ROWS:
^^^^^^^^
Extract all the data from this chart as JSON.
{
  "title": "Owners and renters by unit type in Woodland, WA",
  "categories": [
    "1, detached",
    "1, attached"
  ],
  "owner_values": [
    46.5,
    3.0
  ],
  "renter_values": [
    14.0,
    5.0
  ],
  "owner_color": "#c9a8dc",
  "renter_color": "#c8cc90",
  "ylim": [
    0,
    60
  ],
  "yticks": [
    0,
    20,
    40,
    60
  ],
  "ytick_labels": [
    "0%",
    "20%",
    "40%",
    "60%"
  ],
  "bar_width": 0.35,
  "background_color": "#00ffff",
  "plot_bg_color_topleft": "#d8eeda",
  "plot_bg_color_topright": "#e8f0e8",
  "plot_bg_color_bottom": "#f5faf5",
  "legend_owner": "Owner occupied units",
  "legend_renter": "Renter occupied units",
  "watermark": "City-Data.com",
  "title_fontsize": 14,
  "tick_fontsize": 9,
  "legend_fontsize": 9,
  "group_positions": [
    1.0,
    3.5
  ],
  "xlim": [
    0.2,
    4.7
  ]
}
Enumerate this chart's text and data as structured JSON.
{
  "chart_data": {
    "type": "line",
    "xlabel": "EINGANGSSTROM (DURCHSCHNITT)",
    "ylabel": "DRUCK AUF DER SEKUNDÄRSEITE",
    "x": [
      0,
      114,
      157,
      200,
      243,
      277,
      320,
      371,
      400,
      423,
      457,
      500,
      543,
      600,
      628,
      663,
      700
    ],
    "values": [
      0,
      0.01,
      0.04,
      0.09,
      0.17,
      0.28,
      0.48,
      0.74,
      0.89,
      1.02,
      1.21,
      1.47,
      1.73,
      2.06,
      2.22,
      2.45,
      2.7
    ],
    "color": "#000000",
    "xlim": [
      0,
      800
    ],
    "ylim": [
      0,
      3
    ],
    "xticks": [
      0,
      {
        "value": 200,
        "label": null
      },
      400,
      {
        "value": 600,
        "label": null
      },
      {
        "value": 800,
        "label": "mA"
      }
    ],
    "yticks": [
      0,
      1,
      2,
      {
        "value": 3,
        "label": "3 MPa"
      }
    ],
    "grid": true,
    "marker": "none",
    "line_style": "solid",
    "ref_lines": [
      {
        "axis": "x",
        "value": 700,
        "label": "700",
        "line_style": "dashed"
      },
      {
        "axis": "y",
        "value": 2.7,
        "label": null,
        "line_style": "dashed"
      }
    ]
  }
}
^^^^^^^^
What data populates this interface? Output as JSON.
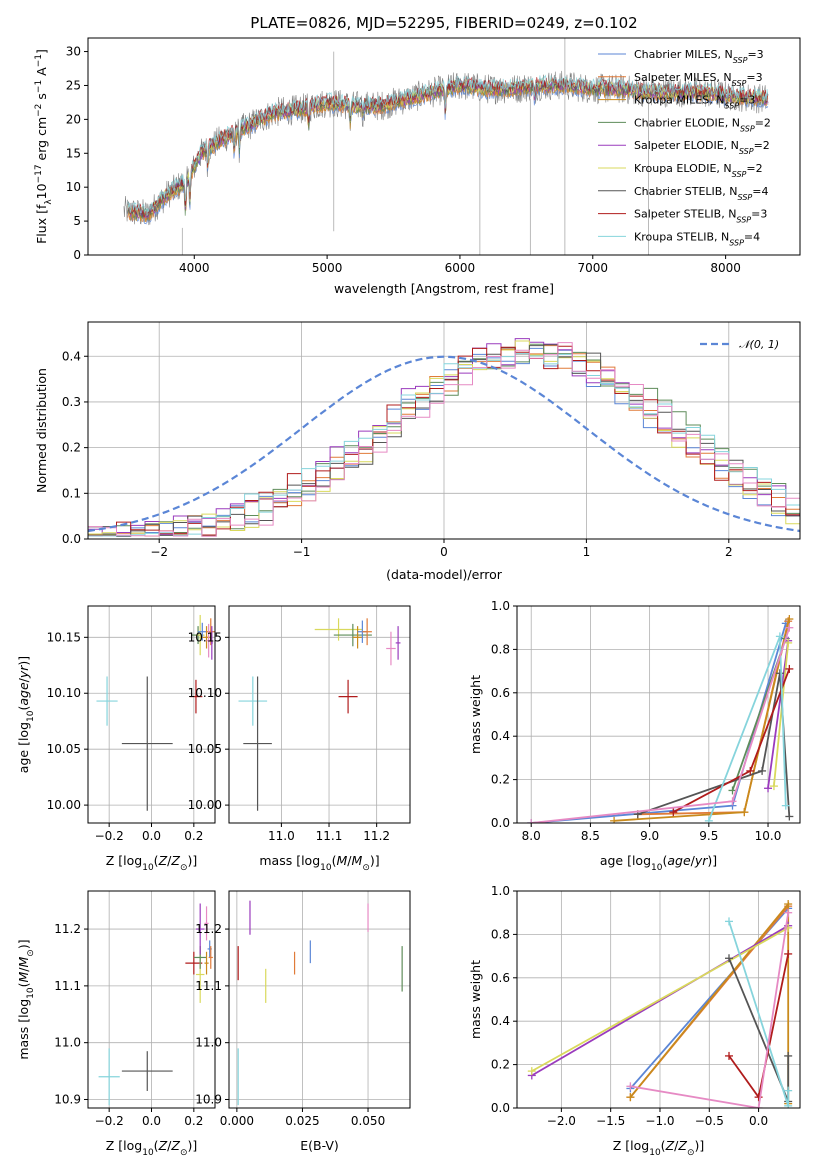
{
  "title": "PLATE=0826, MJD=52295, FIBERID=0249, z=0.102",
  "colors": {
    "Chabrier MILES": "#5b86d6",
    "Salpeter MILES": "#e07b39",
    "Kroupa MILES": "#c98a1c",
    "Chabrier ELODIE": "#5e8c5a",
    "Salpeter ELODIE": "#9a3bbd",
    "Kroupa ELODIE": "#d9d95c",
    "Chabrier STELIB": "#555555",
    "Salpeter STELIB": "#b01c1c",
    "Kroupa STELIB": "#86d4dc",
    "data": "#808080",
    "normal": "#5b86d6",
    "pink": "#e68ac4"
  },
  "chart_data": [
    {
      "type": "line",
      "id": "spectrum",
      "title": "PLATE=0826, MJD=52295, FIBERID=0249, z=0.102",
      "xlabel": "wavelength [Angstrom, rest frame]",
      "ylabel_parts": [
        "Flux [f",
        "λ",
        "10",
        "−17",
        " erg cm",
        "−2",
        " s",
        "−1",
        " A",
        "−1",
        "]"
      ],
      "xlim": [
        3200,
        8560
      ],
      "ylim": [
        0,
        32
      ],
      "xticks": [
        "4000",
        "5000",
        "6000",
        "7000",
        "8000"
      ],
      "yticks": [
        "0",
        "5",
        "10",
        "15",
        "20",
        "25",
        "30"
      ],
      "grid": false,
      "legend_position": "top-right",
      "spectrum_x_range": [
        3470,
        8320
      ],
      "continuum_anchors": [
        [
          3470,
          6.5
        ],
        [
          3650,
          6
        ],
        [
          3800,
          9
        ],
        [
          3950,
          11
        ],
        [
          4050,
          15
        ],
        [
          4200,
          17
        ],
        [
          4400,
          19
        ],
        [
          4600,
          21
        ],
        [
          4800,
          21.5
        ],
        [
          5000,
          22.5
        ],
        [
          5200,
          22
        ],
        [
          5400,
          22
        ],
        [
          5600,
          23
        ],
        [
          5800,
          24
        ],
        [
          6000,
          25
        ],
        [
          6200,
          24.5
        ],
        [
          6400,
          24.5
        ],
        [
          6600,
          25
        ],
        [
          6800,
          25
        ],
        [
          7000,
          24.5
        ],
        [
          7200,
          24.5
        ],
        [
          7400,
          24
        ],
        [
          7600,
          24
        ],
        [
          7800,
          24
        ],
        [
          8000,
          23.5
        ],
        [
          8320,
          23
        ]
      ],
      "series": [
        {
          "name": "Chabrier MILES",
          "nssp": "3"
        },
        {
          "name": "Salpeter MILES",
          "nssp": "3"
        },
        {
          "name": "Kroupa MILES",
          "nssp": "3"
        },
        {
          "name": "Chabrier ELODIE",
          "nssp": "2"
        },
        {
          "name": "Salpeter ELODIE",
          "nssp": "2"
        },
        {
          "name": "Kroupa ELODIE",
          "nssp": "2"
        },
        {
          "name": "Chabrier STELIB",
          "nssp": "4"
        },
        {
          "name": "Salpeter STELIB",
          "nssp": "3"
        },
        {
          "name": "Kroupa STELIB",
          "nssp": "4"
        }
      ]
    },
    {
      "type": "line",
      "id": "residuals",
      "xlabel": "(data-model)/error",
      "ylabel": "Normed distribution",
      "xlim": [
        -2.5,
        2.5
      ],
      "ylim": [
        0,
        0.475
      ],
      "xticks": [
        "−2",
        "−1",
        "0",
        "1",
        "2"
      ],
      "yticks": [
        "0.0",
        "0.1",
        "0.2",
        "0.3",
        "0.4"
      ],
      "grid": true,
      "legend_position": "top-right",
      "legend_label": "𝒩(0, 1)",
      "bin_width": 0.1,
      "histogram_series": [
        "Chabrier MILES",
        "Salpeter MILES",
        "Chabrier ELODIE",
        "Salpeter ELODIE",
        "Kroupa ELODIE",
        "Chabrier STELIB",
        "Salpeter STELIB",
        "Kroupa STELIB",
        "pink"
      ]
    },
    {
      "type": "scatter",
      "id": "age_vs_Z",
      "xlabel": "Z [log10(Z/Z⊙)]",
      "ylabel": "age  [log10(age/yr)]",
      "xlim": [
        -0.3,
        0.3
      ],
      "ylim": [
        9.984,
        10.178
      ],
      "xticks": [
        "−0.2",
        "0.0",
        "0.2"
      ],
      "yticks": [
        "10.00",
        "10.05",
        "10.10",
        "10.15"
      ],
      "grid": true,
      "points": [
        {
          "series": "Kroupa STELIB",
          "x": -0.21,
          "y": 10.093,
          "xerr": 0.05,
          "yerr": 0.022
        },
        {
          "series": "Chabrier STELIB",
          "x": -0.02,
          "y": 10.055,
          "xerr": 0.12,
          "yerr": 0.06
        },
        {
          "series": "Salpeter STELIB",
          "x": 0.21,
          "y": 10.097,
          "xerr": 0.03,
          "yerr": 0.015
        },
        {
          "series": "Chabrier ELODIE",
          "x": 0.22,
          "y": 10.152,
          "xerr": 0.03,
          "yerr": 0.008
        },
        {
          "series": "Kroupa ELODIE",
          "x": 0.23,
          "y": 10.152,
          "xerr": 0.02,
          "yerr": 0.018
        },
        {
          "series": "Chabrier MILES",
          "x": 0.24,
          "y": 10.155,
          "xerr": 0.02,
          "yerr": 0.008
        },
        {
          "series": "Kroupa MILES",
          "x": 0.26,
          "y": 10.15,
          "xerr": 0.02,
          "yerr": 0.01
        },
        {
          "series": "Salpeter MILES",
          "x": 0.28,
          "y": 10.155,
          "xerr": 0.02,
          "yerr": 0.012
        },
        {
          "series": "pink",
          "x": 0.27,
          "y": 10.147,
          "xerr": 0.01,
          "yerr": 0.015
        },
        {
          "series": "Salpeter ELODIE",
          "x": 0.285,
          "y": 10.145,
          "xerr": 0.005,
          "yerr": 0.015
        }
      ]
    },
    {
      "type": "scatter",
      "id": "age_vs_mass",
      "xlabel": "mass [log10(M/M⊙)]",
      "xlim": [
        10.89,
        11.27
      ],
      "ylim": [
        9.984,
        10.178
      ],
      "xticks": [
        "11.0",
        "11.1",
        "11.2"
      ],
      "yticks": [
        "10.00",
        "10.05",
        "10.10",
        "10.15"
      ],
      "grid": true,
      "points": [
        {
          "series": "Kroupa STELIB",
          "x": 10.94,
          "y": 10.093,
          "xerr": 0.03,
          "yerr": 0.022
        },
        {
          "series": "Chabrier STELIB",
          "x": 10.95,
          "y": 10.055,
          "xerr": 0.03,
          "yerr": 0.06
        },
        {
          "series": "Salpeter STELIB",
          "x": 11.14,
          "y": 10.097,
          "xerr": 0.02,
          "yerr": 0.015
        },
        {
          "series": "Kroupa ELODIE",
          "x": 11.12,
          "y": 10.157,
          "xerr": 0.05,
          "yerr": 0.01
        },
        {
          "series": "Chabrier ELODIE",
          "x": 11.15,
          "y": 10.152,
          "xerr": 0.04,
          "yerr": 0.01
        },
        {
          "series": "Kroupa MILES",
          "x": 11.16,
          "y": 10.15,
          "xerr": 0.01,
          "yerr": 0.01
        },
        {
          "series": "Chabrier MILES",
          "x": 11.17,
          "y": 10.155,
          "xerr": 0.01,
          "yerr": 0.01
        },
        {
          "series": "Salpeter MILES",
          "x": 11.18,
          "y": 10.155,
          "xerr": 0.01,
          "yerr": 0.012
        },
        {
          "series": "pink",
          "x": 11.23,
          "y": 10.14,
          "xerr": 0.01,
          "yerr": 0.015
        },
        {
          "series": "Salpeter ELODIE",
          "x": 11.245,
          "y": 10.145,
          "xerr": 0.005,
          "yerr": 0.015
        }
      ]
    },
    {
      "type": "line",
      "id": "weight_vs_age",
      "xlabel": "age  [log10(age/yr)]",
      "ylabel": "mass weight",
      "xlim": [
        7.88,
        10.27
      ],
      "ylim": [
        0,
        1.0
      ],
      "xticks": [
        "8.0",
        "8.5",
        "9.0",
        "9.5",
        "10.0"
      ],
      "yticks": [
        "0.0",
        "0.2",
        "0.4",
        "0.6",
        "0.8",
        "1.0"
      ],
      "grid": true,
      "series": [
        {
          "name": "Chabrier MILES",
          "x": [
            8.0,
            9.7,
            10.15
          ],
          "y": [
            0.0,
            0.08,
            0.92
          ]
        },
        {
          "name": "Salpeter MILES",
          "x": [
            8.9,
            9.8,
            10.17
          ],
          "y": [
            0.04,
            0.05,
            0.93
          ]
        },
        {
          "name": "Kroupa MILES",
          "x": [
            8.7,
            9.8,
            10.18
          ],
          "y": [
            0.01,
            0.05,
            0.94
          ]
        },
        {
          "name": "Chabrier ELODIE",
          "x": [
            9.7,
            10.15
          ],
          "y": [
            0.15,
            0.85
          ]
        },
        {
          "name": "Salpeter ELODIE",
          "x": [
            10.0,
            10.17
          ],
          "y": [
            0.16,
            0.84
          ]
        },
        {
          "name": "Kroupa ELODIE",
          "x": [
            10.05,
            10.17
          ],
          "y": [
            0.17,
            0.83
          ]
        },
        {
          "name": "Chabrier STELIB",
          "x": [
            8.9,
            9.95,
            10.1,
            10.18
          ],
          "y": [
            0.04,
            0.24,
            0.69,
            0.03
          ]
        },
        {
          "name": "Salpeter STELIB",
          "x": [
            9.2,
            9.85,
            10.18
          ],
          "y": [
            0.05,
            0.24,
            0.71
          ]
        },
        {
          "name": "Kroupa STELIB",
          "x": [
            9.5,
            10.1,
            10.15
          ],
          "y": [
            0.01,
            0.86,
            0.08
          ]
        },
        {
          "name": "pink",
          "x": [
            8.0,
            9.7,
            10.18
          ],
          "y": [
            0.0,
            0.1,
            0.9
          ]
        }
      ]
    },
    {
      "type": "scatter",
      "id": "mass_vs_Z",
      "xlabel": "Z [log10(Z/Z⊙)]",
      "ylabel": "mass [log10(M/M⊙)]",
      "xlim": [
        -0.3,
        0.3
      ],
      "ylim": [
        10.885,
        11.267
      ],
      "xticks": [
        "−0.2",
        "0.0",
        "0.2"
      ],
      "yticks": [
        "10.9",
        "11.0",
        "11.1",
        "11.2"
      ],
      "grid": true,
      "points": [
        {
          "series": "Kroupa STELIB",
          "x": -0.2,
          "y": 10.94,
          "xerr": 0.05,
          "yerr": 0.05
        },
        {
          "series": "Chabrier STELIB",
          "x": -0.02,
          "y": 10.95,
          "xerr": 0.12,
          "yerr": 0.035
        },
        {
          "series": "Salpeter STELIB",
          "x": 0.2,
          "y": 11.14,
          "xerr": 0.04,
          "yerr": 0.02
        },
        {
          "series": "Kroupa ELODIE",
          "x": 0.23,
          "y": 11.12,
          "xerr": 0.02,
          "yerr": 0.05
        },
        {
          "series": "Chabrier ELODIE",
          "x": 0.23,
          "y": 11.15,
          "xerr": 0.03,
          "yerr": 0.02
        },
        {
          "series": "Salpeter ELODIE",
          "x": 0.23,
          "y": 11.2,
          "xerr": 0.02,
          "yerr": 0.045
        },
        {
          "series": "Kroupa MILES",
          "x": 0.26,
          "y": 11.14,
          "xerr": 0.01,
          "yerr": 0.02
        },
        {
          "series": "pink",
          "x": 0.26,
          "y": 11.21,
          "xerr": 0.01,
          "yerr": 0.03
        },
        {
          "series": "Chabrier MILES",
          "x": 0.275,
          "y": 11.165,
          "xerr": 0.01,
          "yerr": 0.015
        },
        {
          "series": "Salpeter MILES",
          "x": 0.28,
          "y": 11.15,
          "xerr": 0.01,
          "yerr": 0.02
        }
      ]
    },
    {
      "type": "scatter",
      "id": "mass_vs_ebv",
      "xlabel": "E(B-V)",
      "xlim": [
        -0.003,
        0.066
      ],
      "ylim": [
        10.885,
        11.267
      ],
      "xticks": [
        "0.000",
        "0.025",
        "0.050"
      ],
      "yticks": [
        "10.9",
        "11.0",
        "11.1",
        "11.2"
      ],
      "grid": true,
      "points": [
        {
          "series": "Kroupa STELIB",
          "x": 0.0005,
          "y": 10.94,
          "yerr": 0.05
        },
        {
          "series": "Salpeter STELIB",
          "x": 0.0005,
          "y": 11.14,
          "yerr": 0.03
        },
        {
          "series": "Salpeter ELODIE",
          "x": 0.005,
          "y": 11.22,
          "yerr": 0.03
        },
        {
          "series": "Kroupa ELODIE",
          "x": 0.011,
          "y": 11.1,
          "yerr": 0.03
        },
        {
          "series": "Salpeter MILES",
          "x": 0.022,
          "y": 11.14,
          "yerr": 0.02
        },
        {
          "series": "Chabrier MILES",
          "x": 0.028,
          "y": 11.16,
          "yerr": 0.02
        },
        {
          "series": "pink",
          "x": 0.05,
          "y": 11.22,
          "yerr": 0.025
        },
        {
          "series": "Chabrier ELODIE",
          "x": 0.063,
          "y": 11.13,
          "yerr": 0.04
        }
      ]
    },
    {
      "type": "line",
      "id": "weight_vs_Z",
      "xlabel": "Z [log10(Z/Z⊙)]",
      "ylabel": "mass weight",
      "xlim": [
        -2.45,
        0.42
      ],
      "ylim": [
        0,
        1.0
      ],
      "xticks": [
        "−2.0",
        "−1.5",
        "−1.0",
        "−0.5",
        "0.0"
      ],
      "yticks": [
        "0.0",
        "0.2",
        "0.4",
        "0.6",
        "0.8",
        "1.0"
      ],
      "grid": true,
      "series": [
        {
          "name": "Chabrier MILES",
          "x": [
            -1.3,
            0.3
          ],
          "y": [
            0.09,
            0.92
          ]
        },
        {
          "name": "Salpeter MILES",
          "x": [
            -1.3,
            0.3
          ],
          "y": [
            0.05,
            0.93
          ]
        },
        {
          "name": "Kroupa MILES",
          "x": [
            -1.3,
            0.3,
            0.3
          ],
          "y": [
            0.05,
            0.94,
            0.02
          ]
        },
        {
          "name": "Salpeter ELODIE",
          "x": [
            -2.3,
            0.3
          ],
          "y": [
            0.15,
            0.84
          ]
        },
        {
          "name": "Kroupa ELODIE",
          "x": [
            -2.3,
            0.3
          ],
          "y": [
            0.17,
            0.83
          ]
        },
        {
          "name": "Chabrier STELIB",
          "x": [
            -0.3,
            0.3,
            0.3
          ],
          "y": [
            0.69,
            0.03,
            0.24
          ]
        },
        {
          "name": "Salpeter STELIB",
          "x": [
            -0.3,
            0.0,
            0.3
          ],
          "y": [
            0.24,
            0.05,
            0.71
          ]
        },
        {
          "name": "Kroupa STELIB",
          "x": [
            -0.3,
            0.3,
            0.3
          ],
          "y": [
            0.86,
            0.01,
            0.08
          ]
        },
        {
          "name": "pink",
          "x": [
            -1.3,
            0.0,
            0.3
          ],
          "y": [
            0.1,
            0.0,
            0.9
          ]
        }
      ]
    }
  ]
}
^^^^^^^^
JOB: Look through the records above and report how many lines hold the word "xlabel", giving only the number.

COMPLETE ANSWER: 9